→ Work to do
Look for "Windows" in the listing below. Gather each line that contains it.

==================================================

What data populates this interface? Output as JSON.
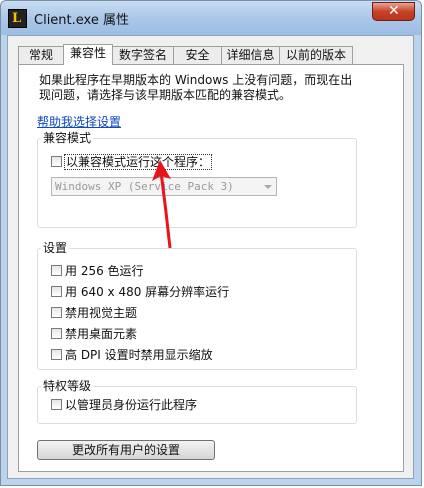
{
  "window": {
    "title": "Client.exe 属性",
    "close_glyph": "✕",
    "app_icon_letter": "L"
  },
  "tabs": [
    "常规",
    "兼容性",
    "数字签名",
    "安全",
    "详细信息",
    "以前的版本"
  ],
  "active_tab": "兼容性",
  "intro": {
    "line1": "如果此程序在早期版本的 Windows 上没有问题，而现在出",
    "line2": "现问题，请选择与该早期版本匹配的兼容模式。"
  },
  "help_link": "帮助我选择设置",
  "compat_group": {
    "legend": "兼容模式",
    "checkbox_label": "以兼容模式运行这个程序：",
    "checked": false,
    "os_select_value": "Windows XP (Service Pack 3)"
  },
  "settings_group": {
    "legend": "设置",
    "options": [
      {
        "label": "用 256 色运行",
        "checked": false
      },
      {
        "label": "用 640 x 480 屏幕分辨率运行",
        "checked": false
      },
      {
        "label": "禁用视觉主题",
        "checked": false
      },
      {
        "label": "禁用桌面元素",
        "checked": false
      },
      {
        "label": "高 DPI 设置时禁用显示缩放",
        "checked": false
      }
    ]
  },
  "privilege_group": {
    "legend": "特权等级",
    "checkbox_label": "以管理员身份运行此程序",
    "checked": false
  },
  "all_users_button": "更改所有用户的设置",
  "annotation": {
    "color": "#e8141c",
    "icon": "arrow-up-icon"
  },
  "colors": {
    "frame": "#bcd3ec",
    "link": "#0d47c1",
    "close_button": "#c6432a"
  }
}
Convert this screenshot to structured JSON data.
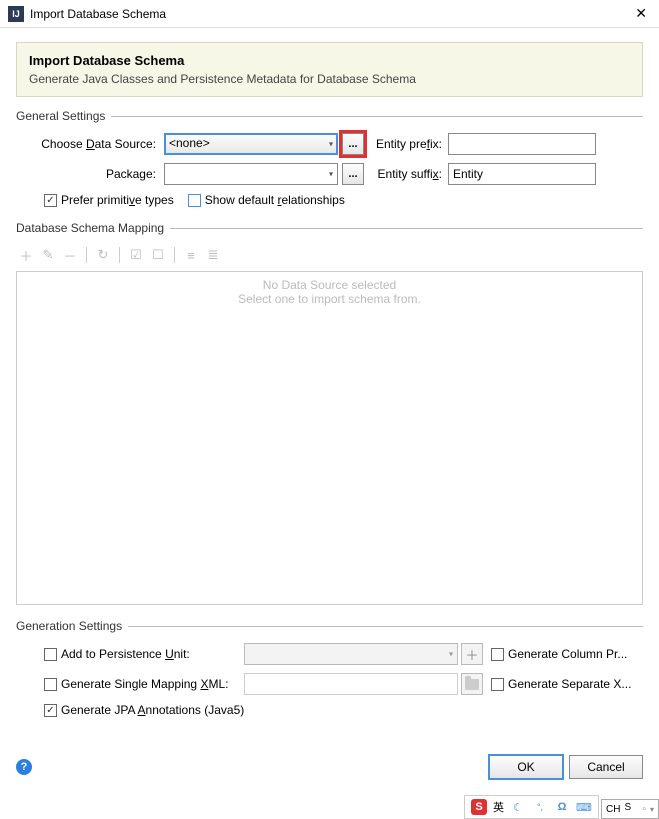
{
  "window": {
    "title": "Import Database Schema"
  },
  "header": {
    "title": "Import Database Schema",
    "subtitle": "Generate Java Classes and Persistence Metadata for Database Schema"
  },
  "general": {
    "section": "General Settings",
    "dataSourceLabel": "Choose Data Source:",
    "dataSourceValue": "<none>",
    "packageLabel": "Package:",
    "packageValue": "",
    "entityPrefixLabel": "Entity prefix:",
    "entityPrefixValue": "",
    "entitySuffixLabel": "Entity suffix:",
    "entitySuffixValue": "Entity",
    "preferPrimitive": "Prefer primitive types",
    "showDefaultRel": "Show default relationships",
    "browse": "..."
  },
  "mapping": {
    "section": "Database Schema Mapping",
    "empty1": "No Data Source selected",
    "empty2": "Select one to import schema from."
  },
  "generation": {
    "section": "Generation Settings",
    "addToUnit": "Add to Persistence Unit:",
    "genColumnPr": "Generate Column Pr...",
    "genSingleXml": "Generate Single Mapping XML:",
    "genSeparateX": "Generate Separate X...",
    "genJpa": "Generate JPA Annotations (Java5)"
  },
  "footer": {
    "ok": "OK",
    "cancel": "Cancel"
  },
  "ime": {
    "lang": "英",
    "ch": "CH"
  }
}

==================================================

→ Answer in full
    "line1": "如果此程序在早期版本的 Windows 上没有问题，而现在出",
    "os_select_value": "Windows XP (Service Pack 3)"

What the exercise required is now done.